- Problem description: Print the listing below exactly.

-------- Task input

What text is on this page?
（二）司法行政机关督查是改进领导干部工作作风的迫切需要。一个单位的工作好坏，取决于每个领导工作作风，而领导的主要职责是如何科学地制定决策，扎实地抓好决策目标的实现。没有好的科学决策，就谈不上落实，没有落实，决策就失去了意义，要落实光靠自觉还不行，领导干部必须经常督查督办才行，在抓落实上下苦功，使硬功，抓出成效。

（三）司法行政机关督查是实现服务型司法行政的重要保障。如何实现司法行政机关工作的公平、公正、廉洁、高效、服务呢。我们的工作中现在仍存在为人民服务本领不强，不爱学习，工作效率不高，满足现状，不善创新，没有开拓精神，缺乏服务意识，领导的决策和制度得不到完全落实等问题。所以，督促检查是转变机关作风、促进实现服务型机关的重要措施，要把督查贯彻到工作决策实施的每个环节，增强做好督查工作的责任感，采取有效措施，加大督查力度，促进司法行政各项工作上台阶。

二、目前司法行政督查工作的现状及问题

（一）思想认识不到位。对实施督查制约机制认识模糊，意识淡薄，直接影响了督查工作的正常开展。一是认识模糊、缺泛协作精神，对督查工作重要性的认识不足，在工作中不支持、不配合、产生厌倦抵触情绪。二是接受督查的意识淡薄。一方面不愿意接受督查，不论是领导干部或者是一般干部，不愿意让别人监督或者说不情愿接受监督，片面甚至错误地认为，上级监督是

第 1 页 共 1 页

----------------

- The output:
What text is on this page?
（二）司法行政机关督查是改进领导干部工作作风的迫切需要。一个单位的工作好坏，取决于每个领导工作作风，而领导的主要职责是如何科学地制定决策，扎实地抓好决策目标的实现。没有好的科学决策，就谈不上落实，没有落实，决策就失去了意义，要落实光靠自觉还不行，领导干部必须经常督查督办才行，在抓落实上下苦功，使硬功，抓出成效。

（三）司法行政机关督查是实现服务型司法行政的重要保障。如何实现司法行政机关工作的公平、公正、廉洁、高效、服务呢。我们的工作中现在仍存在为人民服务本领不强，不爱学习，工作效率不高，满足现状，不善创新，没有开拓精神，缺乏服务意识，领导的决策和制度得不到完全落实等问题。所以，督促检查是转变机关作风、促进实现服务型机关的重要措施，要把督查贯彻到工作决策实施的每个环节，增强做好督查工作的责任感，采取有效措施，加大督查力度，促进司法行政各项工作上台阶。

二、目前司法行政督查工作的现状及问题

（一）思想认识不到位。对实施督查制约机制认识模糊，意识淡薄，直接影响了督查工作的正常开展。一是认识模糊、缺泛协作精神，对督查工作重要性的认识不足，在工作中不支持、不配合、产生厌倦抵触情绪。二是接受督查的意识淡薄。一方面不愿意接受督查，不论是领导干部或者是一般干部，不愿意让别人监督或者说不情愿接受监督，片面甚至错误地认为，上级监督是

第 1 页 共 1 页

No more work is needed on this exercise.